● YOUR TASK
Return every line of the records below that contains the word "statistics", copying each line in full.

** START RECORDS FOR PROCESSING **

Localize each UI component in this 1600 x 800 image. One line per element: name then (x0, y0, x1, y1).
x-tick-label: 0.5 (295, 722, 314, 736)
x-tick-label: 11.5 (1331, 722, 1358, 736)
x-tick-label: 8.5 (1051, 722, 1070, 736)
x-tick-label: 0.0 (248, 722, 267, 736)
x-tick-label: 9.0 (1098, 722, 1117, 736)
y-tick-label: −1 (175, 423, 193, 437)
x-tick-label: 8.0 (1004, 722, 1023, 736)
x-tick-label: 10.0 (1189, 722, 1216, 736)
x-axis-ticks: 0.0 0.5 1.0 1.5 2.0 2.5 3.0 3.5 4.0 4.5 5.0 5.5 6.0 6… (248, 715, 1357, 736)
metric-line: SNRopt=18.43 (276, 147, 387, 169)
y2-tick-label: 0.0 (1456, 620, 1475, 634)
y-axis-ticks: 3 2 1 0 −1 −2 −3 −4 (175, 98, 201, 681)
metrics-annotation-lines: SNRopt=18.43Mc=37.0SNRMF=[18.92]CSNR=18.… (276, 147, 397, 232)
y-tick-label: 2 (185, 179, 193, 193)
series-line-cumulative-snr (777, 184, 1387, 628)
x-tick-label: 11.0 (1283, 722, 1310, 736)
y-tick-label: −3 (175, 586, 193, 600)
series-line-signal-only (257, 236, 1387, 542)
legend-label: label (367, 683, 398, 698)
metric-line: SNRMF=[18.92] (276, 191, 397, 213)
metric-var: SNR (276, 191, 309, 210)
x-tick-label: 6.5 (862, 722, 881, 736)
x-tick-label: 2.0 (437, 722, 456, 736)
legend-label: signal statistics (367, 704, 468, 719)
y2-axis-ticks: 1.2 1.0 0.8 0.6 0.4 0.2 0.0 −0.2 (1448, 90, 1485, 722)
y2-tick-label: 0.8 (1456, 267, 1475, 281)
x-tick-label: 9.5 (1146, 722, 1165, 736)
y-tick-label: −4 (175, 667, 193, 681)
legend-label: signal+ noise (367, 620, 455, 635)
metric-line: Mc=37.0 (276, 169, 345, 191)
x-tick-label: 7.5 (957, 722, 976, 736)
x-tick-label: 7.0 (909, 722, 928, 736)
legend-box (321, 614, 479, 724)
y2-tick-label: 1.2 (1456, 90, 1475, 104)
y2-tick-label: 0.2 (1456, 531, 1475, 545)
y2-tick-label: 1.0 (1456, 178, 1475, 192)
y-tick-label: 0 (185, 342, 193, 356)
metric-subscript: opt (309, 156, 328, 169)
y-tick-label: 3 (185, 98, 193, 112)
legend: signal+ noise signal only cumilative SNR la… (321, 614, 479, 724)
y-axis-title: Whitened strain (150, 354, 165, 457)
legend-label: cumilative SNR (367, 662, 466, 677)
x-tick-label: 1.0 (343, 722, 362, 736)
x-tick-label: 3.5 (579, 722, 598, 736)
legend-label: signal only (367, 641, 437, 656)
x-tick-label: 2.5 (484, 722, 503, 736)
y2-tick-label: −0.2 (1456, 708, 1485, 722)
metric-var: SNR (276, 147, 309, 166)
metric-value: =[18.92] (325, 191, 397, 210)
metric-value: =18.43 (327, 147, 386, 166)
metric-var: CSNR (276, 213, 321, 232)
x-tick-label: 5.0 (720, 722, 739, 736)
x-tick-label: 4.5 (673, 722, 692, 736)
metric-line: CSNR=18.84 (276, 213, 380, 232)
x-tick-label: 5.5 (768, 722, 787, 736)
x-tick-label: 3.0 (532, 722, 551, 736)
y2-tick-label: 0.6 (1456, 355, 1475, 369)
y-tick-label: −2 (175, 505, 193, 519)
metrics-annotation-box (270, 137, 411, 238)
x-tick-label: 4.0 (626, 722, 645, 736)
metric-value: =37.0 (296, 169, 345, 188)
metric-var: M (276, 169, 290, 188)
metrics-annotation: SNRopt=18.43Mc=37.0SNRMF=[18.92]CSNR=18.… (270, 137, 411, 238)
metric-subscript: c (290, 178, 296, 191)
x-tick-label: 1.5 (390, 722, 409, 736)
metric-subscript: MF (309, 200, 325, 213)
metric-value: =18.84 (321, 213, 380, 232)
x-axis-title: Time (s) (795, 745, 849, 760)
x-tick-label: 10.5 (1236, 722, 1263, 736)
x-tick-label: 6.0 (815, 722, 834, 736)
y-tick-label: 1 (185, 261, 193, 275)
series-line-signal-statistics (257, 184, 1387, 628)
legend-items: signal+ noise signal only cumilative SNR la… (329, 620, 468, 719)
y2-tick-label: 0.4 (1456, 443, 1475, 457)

** END RECORDS FOR PROCESSING **

● CORRECT OUTPUT
legend-label: signal statistics (367, 704, 468, 719)
series-line-signal-statistics (257, 184, 1387, 628)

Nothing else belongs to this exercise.